-- DESCRIPTION OF THE TASK --
In the Havana cable, condense the paragraph beginning "Despite the positive press in Cuba" into a short bulleted list that keeps its main facts.

# START OF SUPPLIED TEXT

August 16, 1963
Cable from Dutch Embassy, Havana (Reinink), 16 August 1963
This document was made possible with support from Leon Levy Foundation
DATE OF DISPATCH: 16 August 1963
FROM: Havana
ORIGINAL INITIALED BY: KWR. [K.W. Reinink, First Secretary of the Embassy]
TO: NERECODI. [Dutch Government Code Service, The Hague]
BY COURIER
CONFI[DENTIAL]
Despite the positive press in Cuba about the Moscow test ban treaty one gets the impression that this is more a case of “lip-service” and that the enthusiasm of the party leadership is less great than public commentaries would lead one to believe. From a conversation I had with a high-level official of the Ministry of Foreign Relations one could infer that especially the “new communists” have strong reservations about the agreement. According to informant, who himself belongs to the group of the neo-communists, Havana intends to accede, although not soon. The “new communists” in the party leadership, among whom are Fidel and Raul Castro as well as Ernesto Guevara, apparently do not much like the idea of an agreement of which one of the most important authors, Washington, is obstinately resisting a modus vivendi with Cuba. According to informant sixty percent of the party leadership shared this opinion. The “new comrades” have criticized Khrushchev at party leadership meetings, openly displayed their agreement with the position of Mao [Zedong] and even ventured to praise the forcefully negative attitude of [French President Charles] de Gaulle against the agreement, even if they did so half in jest. The pro-Chinese disposition of many “new communists” and the fear of Soviet-American agreements around Cuba analogous to the arrangement between Moscow and Washington that brought a solution to the October-crisis of 1962 seem to be the basis of said critical attitude. Nevertheless, taking into account the economic dependency which marks Cuba’s relationship with Moscow, it is doubtful whether Havana will in the long term be able to withstand Soviet Russian pressure to accede to the agreement. Furthermore it does not seem unlikely that Havana, apart from certain ideological and political objections, will gladly let Moscow entreat it in the hope of making a positive reaction conditional upon further economic and/or political concessions.

# END OF SUPPLIED TEXT
# START OF STORED ROWS

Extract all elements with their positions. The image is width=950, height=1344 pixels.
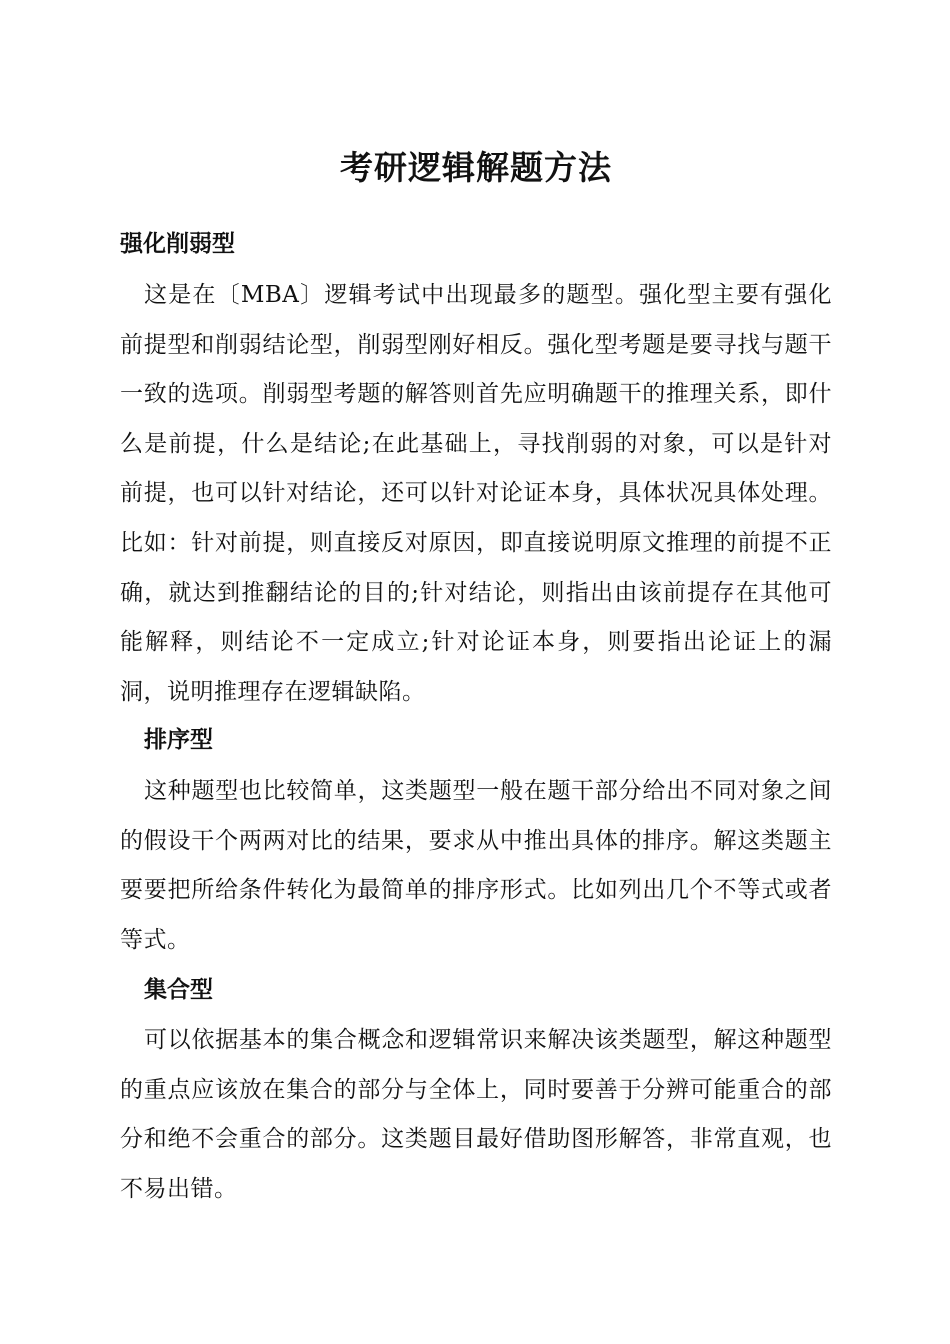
section-heading-set: 集合型: [144, 976, 213, 1003]
document-title: 考研逻辑解题方法: [340, 148, 612, 187]
section-heading-strengthen-weaken: 强化削弱型: [120, 230, 235, 257]
section-body-strengthen-weaken: 这是在〔MBA〕逻辑考试中出现最多的题型。强化型主要有强化前提型和削弱结论型，削弱型刚好相反。强化型考题是要寻找与题干一致的选项。削弱型考题的解答则首先应明确题干的推理关系，即什么是前提，什么是结论;在此基础上，寻找削弱的对象，可以是针对前提，也可以针对结论，还可以针对论证本身，具体状况具体处理。比如：针对前提，则直接反对原因，即直接说明原文推理的前提不正确，就达到推翻结论的目的;针对结论，则指出由该前提存在其他可能解释，则结论不一定成立;针对论证本身，则要指出论证上的漏洞，说明推理存在逻辑缺陷。: [120, 282, 832, 705]
section-body-ordering: 这种题型也比较简单，这类题型一般在题干部分给出不同对象之间的假设干个两两对比的结果，要求从中推出具体的排序。解这类题主要要把所给条件转化为最简单的排序形式。比如列出几个不等式或者等式。: [120, 778, 832, 953]
section-heading-ordering: 排序型: [144, 726, 213, 753]
section-body-set: 可以依据基本的集合概念和逻辑常识来解决该类题型，解这种题型的重点应该放在集合的部分与全体上，同时要善于分辨可能重合的部分和绝不会重合的部分。这类题目最好借助图形解答，非常直观，也不易出错。: [120, 1027, 832, 1202]
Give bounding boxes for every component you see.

# END OF STORED ROWS

-- SOLUTION FOR THIS PROBLEM --
- Cuban press coverage of the Moscow test ban treaty is positive, but the party leadership's support seems to be mostly "lip-service."
- A high-level Foreign Relations official, himself a "new communist," said Havana intends to accede, though not soon.
- The "new communists," including Fidel and Raul Castro and Ernesto Guevara, dislike an agreement co-authored by Washington, which refuses a modus vivendi with Cuba. The informant put this view at sixty percent of the party leadership.
- At leadership meetings these members criticized Khrushchev, openly agreed with Mao, and half-jokingly praised de Gaulle's opposition to the treaty.
- Their stance appears to stem from pro-Chinese sympathies and fear of Soviet-American deals over Cuba like the one that settled the October 1962 crisis.
- Because Cuba depends economically on Moscow, Havana probably cannot resist Soviet pressure to accede in the long run.
- Havana may also let Moscow court it in hopes of trading its accession for further economic or political concessions.